* _Task to carry out_: Count the lines below that contain the word "shows" and give only that number.

>>>>>

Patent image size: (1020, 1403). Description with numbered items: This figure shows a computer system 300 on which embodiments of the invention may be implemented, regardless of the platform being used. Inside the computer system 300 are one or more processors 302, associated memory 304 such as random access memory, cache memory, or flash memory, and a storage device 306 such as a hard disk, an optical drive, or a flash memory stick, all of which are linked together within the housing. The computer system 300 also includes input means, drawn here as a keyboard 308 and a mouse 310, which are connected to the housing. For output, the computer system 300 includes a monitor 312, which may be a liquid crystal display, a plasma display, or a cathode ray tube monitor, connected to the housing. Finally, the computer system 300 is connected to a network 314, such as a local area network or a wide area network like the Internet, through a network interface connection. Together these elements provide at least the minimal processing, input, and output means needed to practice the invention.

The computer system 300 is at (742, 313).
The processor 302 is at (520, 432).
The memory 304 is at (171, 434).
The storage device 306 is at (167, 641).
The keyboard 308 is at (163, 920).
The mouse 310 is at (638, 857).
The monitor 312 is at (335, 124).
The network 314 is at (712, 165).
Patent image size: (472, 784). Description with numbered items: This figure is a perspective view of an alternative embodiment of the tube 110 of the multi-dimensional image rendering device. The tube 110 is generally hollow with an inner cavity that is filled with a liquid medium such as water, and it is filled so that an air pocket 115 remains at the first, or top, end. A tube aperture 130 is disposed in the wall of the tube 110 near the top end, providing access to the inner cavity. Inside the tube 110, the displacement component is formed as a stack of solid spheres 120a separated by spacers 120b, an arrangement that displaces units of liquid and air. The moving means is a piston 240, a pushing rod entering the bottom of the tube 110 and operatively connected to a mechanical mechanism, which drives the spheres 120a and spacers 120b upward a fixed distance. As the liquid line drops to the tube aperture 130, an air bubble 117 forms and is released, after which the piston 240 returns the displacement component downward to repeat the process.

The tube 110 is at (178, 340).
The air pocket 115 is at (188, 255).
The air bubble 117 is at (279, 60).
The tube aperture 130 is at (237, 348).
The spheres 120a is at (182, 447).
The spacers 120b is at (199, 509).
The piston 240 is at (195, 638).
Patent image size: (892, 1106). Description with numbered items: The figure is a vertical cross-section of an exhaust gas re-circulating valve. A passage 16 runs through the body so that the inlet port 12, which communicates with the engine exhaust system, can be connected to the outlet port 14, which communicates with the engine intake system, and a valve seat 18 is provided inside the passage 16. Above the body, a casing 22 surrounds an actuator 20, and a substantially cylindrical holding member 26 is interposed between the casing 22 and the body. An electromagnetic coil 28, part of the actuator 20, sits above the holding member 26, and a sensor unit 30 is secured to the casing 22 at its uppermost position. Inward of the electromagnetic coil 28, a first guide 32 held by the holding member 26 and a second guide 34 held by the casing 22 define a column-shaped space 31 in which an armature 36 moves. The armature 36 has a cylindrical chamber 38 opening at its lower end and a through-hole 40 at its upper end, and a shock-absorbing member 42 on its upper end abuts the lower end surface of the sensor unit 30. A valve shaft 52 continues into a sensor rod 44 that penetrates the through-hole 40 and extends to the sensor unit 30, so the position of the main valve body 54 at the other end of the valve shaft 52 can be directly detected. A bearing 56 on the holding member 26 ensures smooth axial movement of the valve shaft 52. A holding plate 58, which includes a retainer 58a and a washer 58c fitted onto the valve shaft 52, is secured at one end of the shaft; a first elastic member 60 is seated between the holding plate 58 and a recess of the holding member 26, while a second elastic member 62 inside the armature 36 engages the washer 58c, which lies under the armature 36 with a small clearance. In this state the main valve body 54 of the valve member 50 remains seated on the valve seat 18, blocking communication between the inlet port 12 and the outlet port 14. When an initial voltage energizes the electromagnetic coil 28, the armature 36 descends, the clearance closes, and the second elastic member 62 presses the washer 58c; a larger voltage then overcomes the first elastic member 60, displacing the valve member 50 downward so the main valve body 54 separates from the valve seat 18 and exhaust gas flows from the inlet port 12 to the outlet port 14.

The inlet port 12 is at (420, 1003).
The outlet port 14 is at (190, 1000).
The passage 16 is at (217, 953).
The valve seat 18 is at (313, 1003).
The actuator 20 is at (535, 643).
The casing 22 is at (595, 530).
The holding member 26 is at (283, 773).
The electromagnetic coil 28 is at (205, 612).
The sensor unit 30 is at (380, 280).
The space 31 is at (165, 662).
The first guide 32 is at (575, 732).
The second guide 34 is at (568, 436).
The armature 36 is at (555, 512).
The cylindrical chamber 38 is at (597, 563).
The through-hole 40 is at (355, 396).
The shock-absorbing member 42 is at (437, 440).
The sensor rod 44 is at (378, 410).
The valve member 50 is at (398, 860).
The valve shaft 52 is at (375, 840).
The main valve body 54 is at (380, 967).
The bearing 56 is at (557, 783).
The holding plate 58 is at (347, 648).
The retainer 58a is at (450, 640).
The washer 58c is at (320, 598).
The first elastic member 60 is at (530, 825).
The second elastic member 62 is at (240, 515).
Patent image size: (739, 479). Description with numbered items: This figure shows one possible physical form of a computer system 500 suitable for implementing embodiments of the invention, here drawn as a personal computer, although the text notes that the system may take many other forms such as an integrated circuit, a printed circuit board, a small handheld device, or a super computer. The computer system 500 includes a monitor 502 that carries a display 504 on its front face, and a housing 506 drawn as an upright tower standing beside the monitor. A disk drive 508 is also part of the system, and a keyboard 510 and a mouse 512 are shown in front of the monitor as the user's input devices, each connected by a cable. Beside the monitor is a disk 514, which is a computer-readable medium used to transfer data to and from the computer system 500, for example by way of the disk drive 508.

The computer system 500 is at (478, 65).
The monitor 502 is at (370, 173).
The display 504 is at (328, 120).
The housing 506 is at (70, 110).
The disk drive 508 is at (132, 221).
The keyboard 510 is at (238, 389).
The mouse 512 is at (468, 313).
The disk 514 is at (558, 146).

<<<<<

* _Worked solution_: 2